Pull out each line of the records holding the string "Model".

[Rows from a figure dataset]

━━━

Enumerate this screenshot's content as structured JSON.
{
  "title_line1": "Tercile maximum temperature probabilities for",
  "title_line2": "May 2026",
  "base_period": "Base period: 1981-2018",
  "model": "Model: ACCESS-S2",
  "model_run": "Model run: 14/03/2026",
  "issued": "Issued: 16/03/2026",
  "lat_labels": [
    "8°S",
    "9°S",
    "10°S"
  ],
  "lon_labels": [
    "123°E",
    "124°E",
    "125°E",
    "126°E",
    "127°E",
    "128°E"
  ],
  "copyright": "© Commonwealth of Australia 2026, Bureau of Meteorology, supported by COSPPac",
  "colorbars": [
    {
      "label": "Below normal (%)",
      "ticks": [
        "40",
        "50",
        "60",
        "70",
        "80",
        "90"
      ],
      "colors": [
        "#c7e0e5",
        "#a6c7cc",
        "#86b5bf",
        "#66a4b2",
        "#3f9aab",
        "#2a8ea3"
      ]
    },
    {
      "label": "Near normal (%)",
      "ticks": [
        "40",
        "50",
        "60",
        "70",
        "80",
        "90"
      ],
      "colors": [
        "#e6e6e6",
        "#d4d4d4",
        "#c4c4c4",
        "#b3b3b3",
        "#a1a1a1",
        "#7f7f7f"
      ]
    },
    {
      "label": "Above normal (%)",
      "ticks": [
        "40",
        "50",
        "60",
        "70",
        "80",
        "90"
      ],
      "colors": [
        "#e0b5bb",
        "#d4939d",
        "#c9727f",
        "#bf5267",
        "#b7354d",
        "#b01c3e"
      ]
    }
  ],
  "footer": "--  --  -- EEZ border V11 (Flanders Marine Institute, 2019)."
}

━━━

EXERCISE SOLUTION |
  "model": "Model: ACCESS-S2",
  "model_run": "Model run: 14/03/2026",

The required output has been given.